**Exercise data:**
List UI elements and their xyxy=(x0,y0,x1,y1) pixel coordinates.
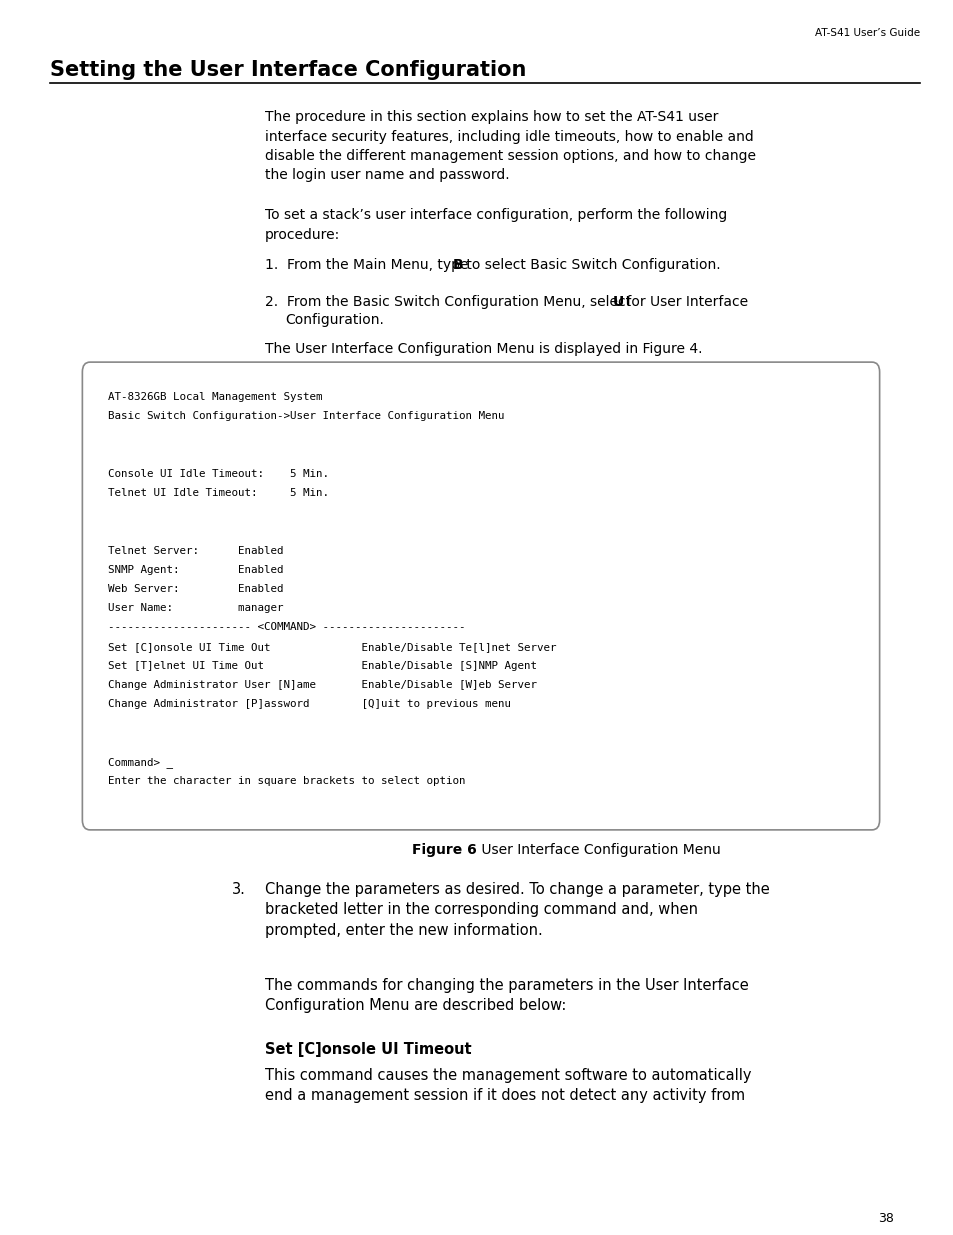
Text: Enter the character in square brackets to select option: Enter the character in square brackets t… xyxy=(108,776,465,785)
Text: Change the parameters as desired. To change a parameter, type the
bracketed lett: Change the parameters as desired. To cha… xyxy=(265,882,769,937)
Text: Set [T]elnet UI Time Out               Enable/Disable [S]NMP Agent: Set [T]elnet UI Time Out Enable/Disable … xyxy=(108,661,537,671)
Text: AT-8326GB Local Management System: AT-8326GB Local Management System xyxy=(108,391,322,403)
FancyBboxPatch shape xyxy=(82,362,879,830)
Text: Setting the User Interface Configuration: Setting the User Interface Configuration xyxy=(50,61,526,80)
Text: Figure 6: Figure 6 xyxy=(412,844,476,857)
Text: ---------------------- <COMMAND> ----------------------: ---------------------- <COMMAND> -------… xyxy=(108,622,465,632)
Text: To set a stack’s user interface configuration, perform the following
procedure:: To set a stack’s user interface configur… xyxy=(265,207,726,242)
Text: 1.  From the Main Menu, type: 1. From the Main Menu, type xyxy=(265,258,473,272)
Text: Telnet Server:      Enabled: Telnet Server: Enabled xyxy=(108,546,283,556)
Text: 38: 38 xyxy=(877,1212,893,1225)
Text: Set [C]onsole UI Time Out              Enable/Disable Te[l]net Server: Set [C]onsole UI Time Out Enable/Disable… xyxy=(108,642,556,652)
Text: Basic Switch Configuration->User Interface Configuration Menu: Basic Switch Configuration->User Interfa… xyxy=(108,411,504,421)
Text: This command causes the management software to automatically
end a management se: This command causes the management softw… xyxy=(265,1068,751,1103)
Text: Telnet UI Idle Timeout:     5 Min.: Telnet UI Idle Timeout: 5 Min. xyxy=(108,488,329,498)
Text: Set [C]onsole UI Timeout: Set [C]onsole UI Timeout xyxy=(265,1042,471,1057)
Text: AT-S41 User’s Guide: AT-S41 User’s Guide xyxy=(815,28,920,38)
Text: Change Administrator User [N]ame       Enable/Disable [W]eb Server: Change Administrator User [N]ame Enable/… xyxy=(108,680,537,690)
Text: 3.: 3. xyxy=(232,882,246,897)
Text: Change Administrator [P]assword        [Q]uit to previous menu: Change Administrator [P]assword [Q]uit t… xyxy=(108,699,511,709)
Text: The procedure in this section explains how to set the AT-S41 user
interface secu: The procedure in this section explains h… xyxy=(265,110,755,183)
Text: B: B xyxy=(453,258,463,272)
Text: Web Server:         Enabled: Web Server: Enabled xyxy=(108,584,283,594)
Text: Command> _: Command> _ xyxy=(108,757,172,768)
Text: Configuration.: Configuration. xyxy=(285,312,383,327)
Text: to select Basic Switch Configuration.: to select Basic Switch Configuration. xyxy=(461,258,720,272)
Text: for User Interface: for User Interface xyxy=(621,295,747,309)
Text: The User Interface Configuration Menu is displayed in Figure 4.: The User Interface Configuration Menu is… xyxy=(265,342,701,356)
Text: User Interface Configuration Menu: User Interface Configuration Menu xyxy=(476,844,720,857)
Text: Console UI Idle Timeout:    5 Min.: Console UI Idle Timeout: 5 Min. xyxy=(108,469,329,479)
Text: User Name:          manager: User Name: manager xyxy=(108,603,283,614)
Text: SNMP Agent:         Enabled: SNMP Agent: Enabled xyxy=(108,564,283,574)
Text: U: U xyxy=(613,295,623,309)
Text: 2.  From the Basic Switch Configuration Menu, select: 2. From the Basic Switch Configuration M… xyxy=(265,295,635,309)
Text: The commands for changing the parameters in the User Interface
Configuration Men: The commands for changing the parameters… xyxy=(265,978,748,1014)
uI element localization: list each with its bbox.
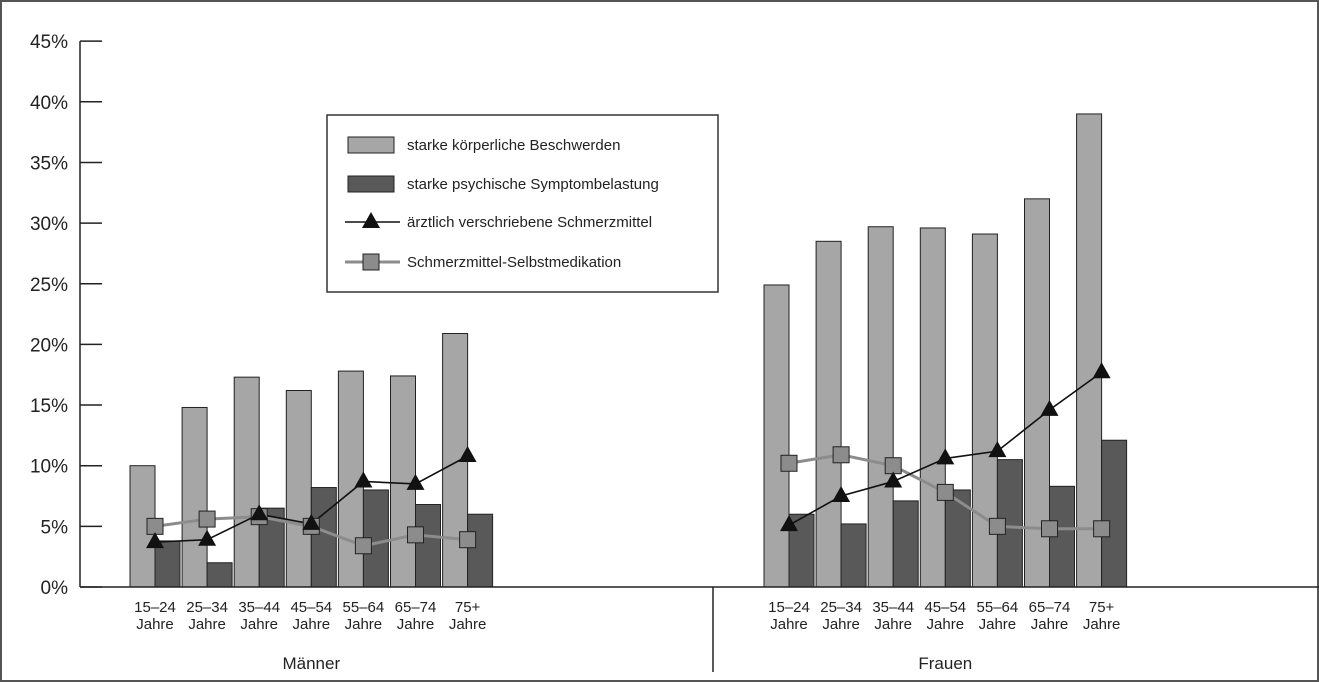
point-selbstmedikation — [354, 537, 372, 555]
legend-swatch-psychisch — [347, 175, 395, 193]
y-tick-label: 40% — [30, 93, 68, 114]
point-selbstmedikation — [832, 446, 850, 464]
x-tick-label: 55–64 — [977, 599, 1019, 616]
legend: starke körperliche Beschwerden starke psy… — [326, 114, 719, 293]
point-verschrieben — [146, 532, 164, 549]
bar-koerperlich — [285, 389, 312, 588]
bar-koerperlich — [233, 376, 260, 588]
point-selbstmedikation — [988, 517, 1006, 535]
x-tick-label: 35–44 — [238, 599, 280, 616]
point-selbstmedikation — [146, 517, 164, 535]
bar-psychisch — [467, 513, 494, 588]
point-selbstmedikation — [407, 526, 424, 544]
series-lines — [146, 362, 1111, 555]
point-verschrieben — [302, 513, 321, 530]
y-tick-label: 20% — [30, 335, 68, 356]
x-tick-label-unit: Jahre — [397, 616, 435, 633]
bars — [129, 113, 1128, 588]
x-tick-label-unit: Jahre — [979, 616, 1017, 633]
point-verschrieben — [406, 473, 425, 490]
legend-label-koerperlich: starke körperliche Beschwerden — [407, 137, 620, 154]
x-tick-label: 65–74 — [1029, 599, 1071, 616]
point-selbstmedikation — [1093, 520, 1111, 538]
point-verschrieben — [250, 504, 269, 521]
point-selbstmedikation — [198, 510, 216, 528]
bar-psychisch — [310, 487, 337, 588]
x-tick-label: 45–54 — [924, 599, 966, 616]
x-tick-label-unit: Jahre — [874, 616, 912, 633]
x-tick-label: 75+ — [1089, 599, 1115, 616]
legend-label-verschrieben: ärztlich verschriebene Schmerzmittel — [407, 214, 652, 231]
point-selbstmedikation — [780, 454, 798, 472]
x-tick-label-unit: Jahre — [136, 616, 174, 633]
point-verschrieben — [832, 486, 851, 503]
x-tick-label: 15–24 — [768, 599, 810, 616]
x-tick-label-unit: Jahre — [345, 616, 383, 633]
x-tick-label-unit: Jahre — [1083, 616, 1121, 633]
x-tick-label: 35–44 — [872, 599, 914, 616]
x-axis: 15–24Jahre25–34Jahre35–44Jahre45–54Jahre… — [80, 586, 1319, 673]
legend-swatch-koerperlich — [347, 136, 395, 154]
bar-psychisch — [415, 504, 441, 588]
x-tick-label: 15–24 — [134, 599, 176, 616]
x-tick-label: 65–74 — [395, 599, 437, 616]
point-selbstmedikation — [459, 531, 477, 549]
point-verschrieben — [988, 441, 1007, 458]
point-verschrieben — [780, 515, 798, 532]
point-selbstmedikation — [1041, 520, 1058, 538]
x-tick-label-unit: Jahre — [1031, 616, 1069, 633]
point-verschrieben — [458, 445, 477, 462]
y-tick-label: 10% — [30, 457, 68, 478]
legend-label-psychisch: starke psychische Symptombelastung — [407, 176, 659, 193]
y-tick-label: 45% — [30, 32, 68, 53]
bar-koerperlich — [181, 406, 208, 588]
y-tick-label: 0% — [41, 578, 69, 599]
bar-psychisch — [206, 562, 233, 588]
x-tick-label-unit: Jahre — [770, 616, 808, 633]
x-tick-label-unit: Jahre — [240, 616, 278, 633]
x-tick-label-unit: Jahre — [822, 616, 860, 633]
bar-koerperlich — [919, 227, 946, 588]
group-label: Frauen — [918, 654, 972, 673]
y-axis: 0% 5% 10% 15% 20% 25% 30% 35% 40% 45% — [30, 32, 102, 599]
bar-koerperlich — [1076, 113, 1103, 588]
y-tick-label: 15% — [30, 396, 68, 417]
point-verschrieben — [1040, 399, 1059, 416]
point-selbstmedikation — [884, 457, 902, 475]
x-tick-label: 55–64 — [343, 599, 385, 616]
bar-psychisch — [1101, 439, 1128, 588]
x-tick-label: 45–54 — [290, 599, 332, 616]
point-verschrieben — [1092, 362, 1111, 379]
x-tick-label-unit: Jahre — [293, 616, 331, 633]
point-verschrieben — [936, 448, 955, 465]
bar-psychisch — [892, 500, 919, 588]
bar-koerperlich — [815, 240, 842, 588]
bar-psychisch — [154, 540, 181, 588]
x-tick-label: 75+ — [455, 599, 481, 616]
x-tick-label-unit: Jahre — [927, 616, 965, 633]
y-tick-label: 35% — [30, 153, 68, 174]
y-tick-label: 25% — [30, 275, 68, 296]
point-verschrieben — [354, 471, 373, 488]
y-tick-label: 30% — [30, 214, 68, 235]
point-selbstmedikation — [936, 483, 954, 501]
legend-label-selbstmedikation: Schmerzmittel-Selbstmedikation — [407, 254, 621, 271]
legend-marker-verschrieben — [362, 212, 380, 228]
group-label: Männer — [282, 654, 340, 673]
bar-koerperlich — [763, 284, 790, 588]
point-verschrieben — [198, 529, 217, 546]
point-verschrieben — [884, 471, 903, 488]
y-tick-label: 5% — [41, 517, 69, 538]
bar-koerperlich — [867, 226, 894, 588]
legend-marker-selbstmedikation — [362, 253, 380, 271]
bar-psychisch — [788, 513, 815, 588]
x-tick-label: 25–34 — [186, 599, 228, 616]
bar-psychisch — [840, 523, 867, 588]
x-tick-label-unit: Jahre — [449, 616, 487, 633]
x-tick-label-unit: Jahre — [188, 616, 226, 633]
x-tick-label: 25–34 — [820, 599, 862, 616]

**What to work on:**
Quote, verbatim, the part of the items that opens with the line containing "point-selbstmedikation — [354, 537, 372, 555]" and closes with the line containing "x-tick-label: 55–64 — [977, 599, 1019, 616]", including both of those lines.

**Output of the task:**
point-selbstmedikation — [354, 537, 372, 555]
legend-swatch-psychisch — [347, 175, 395, 193]
y-tick-label: 40% — [30, 93, 68, 114]
point-selbstmedikation — [832, 446, 850, 464]
x-tick-label: 55–64 — [977, 599, 1019, 616]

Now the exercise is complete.